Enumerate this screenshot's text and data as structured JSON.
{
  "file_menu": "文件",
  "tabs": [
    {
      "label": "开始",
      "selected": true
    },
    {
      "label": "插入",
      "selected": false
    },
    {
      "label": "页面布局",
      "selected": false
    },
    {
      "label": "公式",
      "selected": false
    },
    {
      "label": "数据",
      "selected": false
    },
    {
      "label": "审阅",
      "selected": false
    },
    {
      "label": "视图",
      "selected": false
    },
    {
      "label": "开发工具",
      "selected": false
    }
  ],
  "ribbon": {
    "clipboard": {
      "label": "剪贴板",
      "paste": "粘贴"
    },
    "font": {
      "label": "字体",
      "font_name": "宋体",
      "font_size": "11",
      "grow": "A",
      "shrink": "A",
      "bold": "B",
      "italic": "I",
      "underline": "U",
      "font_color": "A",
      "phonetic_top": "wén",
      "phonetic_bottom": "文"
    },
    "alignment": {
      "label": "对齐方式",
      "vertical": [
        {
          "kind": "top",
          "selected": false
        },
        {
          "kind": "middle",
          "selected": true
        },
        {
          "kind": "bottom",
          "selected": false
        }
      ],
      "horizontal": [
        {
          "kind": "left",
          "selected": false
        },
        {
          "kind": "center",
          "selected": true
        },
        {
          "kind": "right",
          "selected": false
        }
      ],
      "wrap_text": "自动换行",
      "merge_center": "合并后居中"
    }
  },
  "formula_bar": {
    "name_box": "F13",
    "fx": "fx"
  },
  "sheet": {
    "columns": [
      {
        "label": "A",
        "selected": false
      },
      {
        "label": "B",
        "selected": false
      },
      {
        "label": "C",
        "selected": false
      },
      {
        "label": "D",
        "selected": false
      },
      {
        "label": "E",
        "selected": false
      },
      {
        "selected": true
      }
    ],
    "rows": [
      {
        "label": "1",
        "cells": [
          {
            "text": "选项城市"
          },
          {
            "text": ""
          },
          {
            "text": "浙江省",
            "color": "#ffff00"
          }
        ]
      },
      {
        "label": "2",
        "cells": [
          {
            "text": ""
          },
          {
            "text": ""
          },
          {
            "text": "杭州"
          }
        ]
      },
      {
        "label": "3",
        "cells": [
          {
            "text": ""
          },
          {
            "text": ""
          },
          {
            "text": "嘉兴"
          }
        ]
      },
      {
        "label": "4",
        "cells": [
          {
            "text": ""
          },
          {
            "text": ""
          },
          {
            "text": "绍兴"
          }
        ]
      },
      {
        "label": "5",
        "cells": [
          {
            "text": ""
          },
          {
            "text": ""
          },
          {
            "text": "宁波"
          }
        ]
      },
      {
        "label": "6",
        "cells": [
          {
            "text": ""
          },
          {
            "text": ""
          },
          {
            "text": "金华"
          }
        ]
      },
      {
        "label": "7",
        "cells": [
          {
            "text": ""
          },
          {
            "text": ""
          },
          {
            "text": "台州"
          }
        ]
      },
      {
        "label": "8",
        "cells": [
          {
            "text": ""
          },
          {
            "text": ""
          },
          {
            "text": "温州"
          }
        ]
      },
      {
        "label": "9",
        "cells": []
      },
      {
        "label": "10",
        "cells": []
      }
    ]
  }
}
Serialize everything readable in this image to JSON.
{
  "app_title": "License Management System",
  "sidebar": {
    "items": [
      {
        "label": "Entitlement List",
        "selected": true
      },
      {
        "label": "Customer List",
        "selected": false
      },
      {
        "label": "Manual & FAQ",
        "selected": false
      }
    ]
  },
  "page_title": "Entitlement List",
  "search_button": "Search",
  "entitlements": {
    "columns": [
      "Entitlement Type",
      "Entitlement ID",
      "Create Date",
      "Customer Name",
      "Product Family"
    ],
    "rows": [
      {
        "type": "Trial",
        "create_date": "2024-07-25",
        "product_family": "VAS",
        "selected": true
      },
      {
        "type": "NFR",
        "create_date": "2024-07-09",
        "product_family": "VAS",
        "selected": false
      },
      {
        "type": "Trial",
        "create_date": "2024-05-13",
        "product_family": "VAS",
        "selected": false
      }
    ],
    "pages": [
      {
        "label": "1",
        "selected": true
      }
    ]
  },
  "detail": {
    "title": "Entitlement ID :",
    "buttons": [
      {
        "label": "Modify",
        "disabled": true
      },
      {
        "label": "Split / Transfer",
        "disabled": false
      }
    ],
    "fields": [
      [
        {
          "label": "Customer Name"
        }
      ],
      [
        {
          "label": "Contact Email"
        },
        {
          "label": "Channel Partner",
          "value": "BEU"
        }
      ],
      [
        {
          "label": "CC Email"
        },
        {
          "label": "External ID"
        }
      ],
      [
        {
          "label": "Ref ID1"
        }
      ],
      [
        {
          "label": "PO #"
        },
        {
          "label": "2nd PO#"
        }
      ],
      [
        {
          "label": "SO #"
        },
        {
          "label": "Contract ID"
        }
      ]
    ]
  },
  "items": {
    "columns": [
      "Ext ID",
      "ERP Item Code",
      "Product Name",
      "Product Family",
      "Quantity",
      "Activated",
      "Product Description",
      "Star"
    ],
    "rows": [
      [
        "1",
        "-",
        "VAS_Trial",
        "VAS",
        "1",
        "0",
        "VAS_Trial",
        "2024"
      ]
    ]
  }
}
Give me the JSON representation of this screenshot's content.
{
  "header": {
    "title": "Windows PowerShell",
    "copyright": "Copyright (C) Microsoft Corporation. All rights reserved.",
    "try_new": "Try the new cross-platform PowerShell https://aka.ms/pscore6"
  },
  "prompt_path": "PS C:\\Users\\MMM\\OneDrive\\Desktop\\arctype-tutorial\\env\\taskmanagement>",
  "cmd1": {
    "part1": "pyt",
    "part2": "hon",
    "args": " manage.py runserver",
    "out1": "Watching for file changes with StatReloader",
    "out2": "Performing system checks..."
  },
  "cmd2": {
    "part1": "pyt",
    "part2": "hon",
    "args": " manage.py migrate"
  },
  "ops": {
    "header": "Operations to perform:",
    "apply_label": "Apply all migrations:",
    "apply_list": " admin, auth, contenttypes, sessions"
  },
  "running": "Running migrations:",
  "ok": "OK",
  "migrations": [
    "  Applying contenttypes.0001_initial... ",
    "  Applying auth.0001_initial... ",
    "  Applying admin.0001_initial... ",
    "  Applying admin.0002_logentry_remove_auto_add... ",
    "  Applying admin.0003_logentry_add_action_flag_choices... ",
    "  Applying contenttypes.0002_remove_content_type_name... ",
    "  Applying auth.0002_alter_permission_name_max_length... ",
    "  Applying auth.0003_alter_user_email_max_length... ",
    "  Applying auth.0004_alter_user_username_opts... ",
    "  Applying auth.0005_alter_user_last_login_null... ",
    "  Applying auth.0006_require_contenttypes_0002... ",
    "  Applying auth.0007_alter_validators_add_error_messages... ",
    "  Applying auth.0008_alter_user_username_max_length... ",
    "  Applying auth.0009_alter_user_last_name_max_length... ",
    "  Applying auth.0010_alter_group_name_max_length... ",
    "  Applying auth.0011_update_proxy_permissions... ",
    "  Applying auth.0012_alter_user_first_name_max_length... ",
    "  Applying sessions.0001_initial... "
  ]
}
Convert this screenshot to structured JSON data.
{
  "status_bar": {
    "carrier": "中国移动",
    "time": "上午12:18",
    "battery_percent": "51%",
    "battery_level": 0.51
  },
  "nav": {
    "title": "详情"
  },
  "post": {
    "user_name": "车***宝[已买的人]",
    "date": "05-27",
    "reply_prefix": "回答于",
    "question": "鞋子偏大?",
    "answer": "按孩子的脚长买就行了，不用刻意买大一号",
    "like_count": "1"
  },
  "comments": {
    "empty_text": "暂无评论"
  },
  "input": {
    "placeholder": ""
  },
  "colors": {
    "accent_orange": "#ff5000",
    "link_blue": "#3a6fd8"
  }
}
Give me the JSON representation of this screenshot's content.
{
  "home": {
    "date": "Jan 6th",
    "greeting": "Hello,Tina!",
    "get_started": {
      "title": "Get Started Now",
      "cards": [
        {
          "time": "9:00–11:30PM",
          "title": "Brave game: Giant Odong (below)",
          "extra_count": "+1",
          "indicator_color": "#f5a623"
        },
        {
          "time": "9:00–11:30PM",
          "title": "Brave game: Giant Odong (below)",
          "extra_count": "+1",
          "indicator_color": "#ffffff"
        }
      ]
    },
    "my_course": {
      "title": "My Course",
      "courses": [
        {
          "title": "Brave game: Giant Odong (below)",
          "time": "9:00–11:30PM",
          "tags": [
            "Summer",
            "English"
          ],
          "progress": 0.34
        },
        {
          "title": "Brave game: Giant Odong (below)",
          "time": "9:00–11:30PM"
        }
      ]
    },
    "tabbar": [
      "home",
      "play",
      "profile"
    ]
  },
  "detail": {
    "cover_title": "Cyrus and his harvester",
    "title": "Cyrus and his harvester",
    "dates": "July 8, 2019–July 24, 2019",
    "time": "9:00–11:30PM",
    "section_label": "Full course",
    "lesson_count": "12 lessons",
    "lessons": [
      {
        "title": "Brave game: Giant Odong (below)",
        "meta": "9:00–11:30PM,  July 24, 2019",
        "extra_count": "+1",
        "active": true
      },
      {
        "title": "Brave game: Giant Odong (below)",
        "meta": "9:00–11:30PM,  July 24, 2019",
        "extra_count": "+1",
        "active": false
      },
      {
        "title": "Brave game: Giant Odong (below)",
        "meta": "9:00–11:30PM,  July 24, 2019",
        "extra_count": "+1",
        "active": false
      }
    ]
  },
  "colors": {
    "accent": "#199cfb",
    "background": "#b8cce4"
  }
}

================================

> [TASK TO COMPLETE]: Only lines with "data" are wanted here; list each of them.

> [THE SOLUTION]:
Enumerate this screenshot's text and data as structured JSON.
Convert this screenshot to structured JSON data.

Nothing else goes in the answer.